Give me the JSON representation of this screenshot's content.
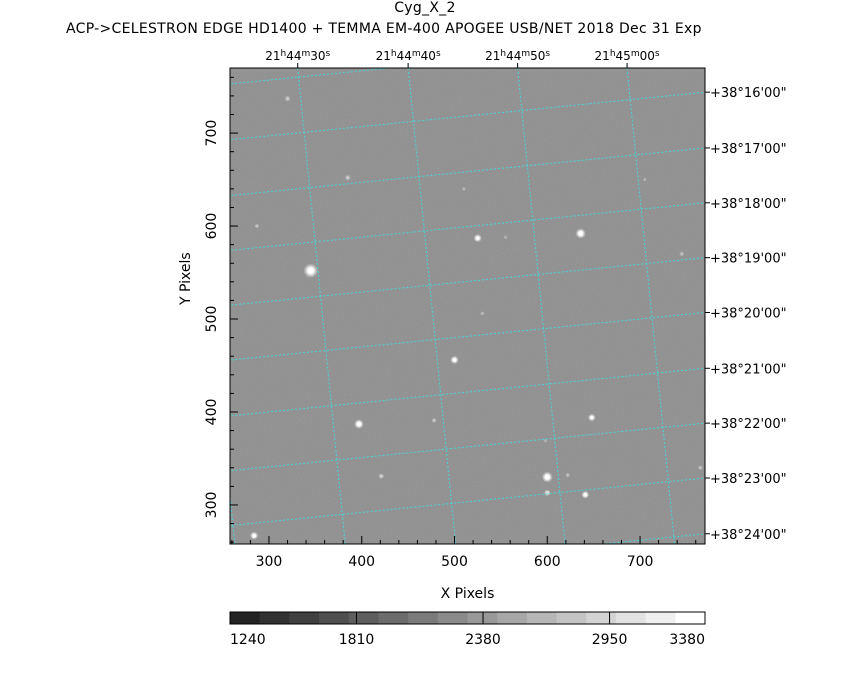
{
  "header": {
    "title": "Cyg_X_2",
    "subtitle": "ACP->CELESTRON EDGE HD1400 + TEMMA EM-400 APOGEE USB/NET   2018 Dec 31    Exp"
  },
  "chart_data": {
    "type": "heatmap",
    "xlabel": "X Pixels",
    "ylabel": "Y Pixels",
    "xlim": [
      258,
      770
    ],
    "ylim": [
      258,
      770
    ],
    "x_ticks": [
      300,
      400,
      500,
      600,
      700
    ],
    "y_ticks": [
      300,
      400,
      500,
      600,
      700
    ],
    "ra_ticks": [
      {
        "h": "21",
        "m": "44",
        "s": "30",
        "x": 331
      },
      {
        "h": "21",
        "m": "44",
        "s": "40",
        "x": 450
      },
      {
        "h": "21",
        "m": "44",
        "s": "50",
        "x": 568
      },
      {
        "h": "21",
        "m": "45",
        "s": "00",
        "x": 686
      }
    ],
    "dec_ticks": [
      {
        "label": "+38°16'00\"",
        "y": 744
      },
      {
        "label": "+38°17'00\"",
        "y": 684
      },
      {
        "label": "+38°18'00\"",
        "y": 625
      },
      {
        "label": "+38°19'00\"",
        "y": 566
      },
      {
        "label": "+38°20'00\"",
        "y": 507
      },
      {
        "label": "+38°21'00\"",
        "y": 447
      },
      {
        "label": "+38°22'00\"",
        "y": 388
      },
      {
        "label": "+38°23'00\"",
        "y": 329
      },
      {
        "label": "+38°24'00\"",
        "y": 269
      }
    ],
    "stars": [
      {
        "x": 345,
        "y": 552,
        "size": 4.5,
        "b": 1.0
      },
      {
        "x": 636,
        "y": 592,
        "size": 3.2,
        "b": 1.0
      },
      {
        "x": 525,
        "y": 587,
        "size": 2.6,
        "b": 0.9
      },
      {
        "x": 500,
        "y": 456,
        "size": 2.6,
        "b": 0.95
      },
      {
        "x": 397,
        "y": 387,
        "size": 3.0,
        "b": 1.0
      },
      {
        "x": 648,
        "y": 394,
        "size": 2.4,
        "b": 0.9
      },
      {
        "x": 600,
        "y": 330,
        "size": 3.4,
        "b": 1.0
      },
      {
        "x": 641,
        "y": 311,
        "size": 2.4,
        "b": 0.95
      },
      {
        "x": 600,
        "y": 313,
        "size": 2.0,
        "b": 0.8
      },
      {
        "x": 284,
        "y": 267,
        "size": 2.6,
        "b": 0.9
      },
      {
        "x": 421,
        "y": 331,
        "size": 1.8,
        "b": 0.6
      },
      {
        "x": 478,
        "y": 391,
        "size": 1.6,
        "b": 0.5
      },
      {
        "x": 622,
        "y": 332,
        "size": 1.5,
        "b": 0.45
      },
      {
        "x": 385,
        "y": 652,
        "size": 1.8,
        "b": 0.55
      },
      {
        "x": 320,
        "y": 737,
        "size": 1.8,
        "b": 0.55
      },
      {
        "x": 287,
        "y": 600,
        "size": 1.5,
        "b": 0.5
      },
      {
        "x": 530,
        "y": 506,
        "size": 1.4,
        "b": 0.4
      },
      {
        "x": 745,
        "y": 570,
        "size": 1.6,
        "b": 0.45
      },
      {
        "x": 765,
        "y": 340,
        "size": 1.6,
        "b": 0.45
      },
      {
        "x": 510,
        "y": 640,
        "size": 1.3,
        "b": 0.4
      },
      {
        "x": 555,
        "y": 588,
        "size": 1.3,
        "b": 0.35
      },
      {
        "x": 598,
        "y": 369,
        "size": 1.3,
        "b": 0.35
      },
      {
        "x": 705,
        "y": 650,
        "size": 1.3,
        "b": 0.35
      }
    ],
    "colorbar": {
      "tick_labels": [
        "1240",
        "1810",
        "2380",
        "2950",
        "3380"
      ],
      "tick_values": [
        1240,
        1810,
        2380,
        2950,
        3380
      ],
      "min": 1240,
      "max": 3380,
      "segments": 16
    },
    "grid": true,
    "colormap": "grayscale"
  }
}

§ §

▶ [Task prompt]: Write out the records above once more, word for word, with no pictures.

▶ [Task answer]:
Give me the JSON representation of this screenshot's content.
{
  "header": {
    "title": "Cyg_X_2",
    "subtitle": "ACP->CELESTRON EDGE HD1400 + TEMMA EM-400 APOGEE USB/NET   2018 Dec 31    Exp"
  },
  "chart_data": {
    "type": "heatmap",
    "xlabel": "X Pixels",
    "ylabel": "Y Pixels",
    "xlim": [
      258,
      770
    ],
    "ylim": [
      258,
      770
    ],
    "x_ticks": [
      300,
      400,
      500,
      600,
      700
    ],
    "y_ticks": [
      300,
      400,
      500,
      600,
      700
    ],
    "ra_ticks": [
      {
        "h": "21",
        "m": "44",
        "s": "30",
        "x": 331
      },
      {
        "h": "21",
        "m": "44",
        "s": "40",
        "x": 450
      },
      {
        "h": "21",
        "m": "44",
        "s": "50",
        "x": 568
      },
      {
        "h": "21",
        "m": "45",
        "s": "00",
        "x": 686
      }
    ],
    "dec_ticks": [
      {
        "label": "+38°16'00\"",
        "y": 744
      },
      {
        "label": "+38°17'00\"",
        "y": 684
      },
      {
        "label": "+38°18'00\"",
        "y": 625
      },
      {
        "label": "+38°19'00\"",
        "y": 566
      },
      {
        "label": "+38°20'00\"",
        "y": 507
      },
      {
        "label": "+38°21'00\"",
        "y": 447
      },
      {
        "label": "+38°22'00\"",
        "y": 388
      },
      {
        "label": "+38°23'00\"",
        "y": 329
      },
      {
        "label": "+38°24'00\"",
        "y": 269
      }
    ],
    "stars": [
      {
        "x": 345,
        "y": 552,
        "size": 4.5,
        "b": 1.0
      },
      {
        "x": 636,
        "y": 592,
        "size": 3.2,
        "b": 1.0
      },
      {
        "x": 525,
        "y": 587,
        "size": 2.6,
        "b": 0.9
      },
      {
        "x": 500,
        "y": 456,
        "size": 2.6,
        "b": 0.95
      },
      {
        "x": 397,
        "y": 387,
        "size": 3.0,
        "b": 1.0
      },
      {
        "x": 648,
        "y": 394,
        "size": 2.4,
        "b": 0.9
      },
      {
        "x": 600,
        "y": 330,
        "size": 3.4,
        "b": 1.0
      },
      {
        "x": 641,
        "y": 311,
        "size": 2.4,
        "b": 0.95
      },
      {
        "x": 600,
        "y": 313,
        "size": 2.0,
        "b": 0.8
      },
      {
        "x": 284,
        "y": 267,
        "size": 2.6,
        "b": 0.9
      },
      {
        "x": 421,
        "y": 331,
        "size": 1.8,
        "b": 0.6
      },
      {
        "x": 478,
        "y": 391,
        "size": 1.6,
        "b": 0.5
      },
      {
        "x": 622,
        "y": 332,
        "size": 1.5,
        "b": 0.45
      },
      {
        "x": 385,
        "y": 652,
        "size": 1.8,
        "b": 0.55
      },
      {
        "x": 320,
        "y": 737,
        "size": 1.8,
        "b": 0.55
      },
      {
        "x": 287,
        "y": 600,
        "size": 1.5,
        "b": 0.5
      },
      {
        "x": 530,
        "y": 506,
        "size": 1.4,
        "b": 0.4
      },
      {
        "x": 745,
        "y": 570,
        "size": 1.6,
        "b": 0.45
      },
      {
        "x": 765,
        "y": 340,
        "size": 1.6,
        "b": 0.45
      },
      {
        "x": 510,
        "y": 640,
        "size": 1.3,
        "b": 0.4
      },
      {
        "x": 555,
        "y": 588,
        "size": 1.3,
        "b": 0.35
      },
      {
        "x": 598,
        "y": 369,
        "size": 1.3,
        "b": 0.35
      },
      {
        "x": 705,
        "y": 650,
        "size": 1.3,
        "b": 0.35
      }
    ],
    "colorbar": {
      "tick_labels": [
        "1240",
        "1810",
        "2380",
        "2950",
        "3380"
      ],
      "tick_values": [
        1240,
        1810,
        2380,
        2950,
        3380
      ],
      "min": 1240,
      "max": 3380,
      "segments": 16
    },
    "grid": true,
    "colormap": "grayscale"
  }
}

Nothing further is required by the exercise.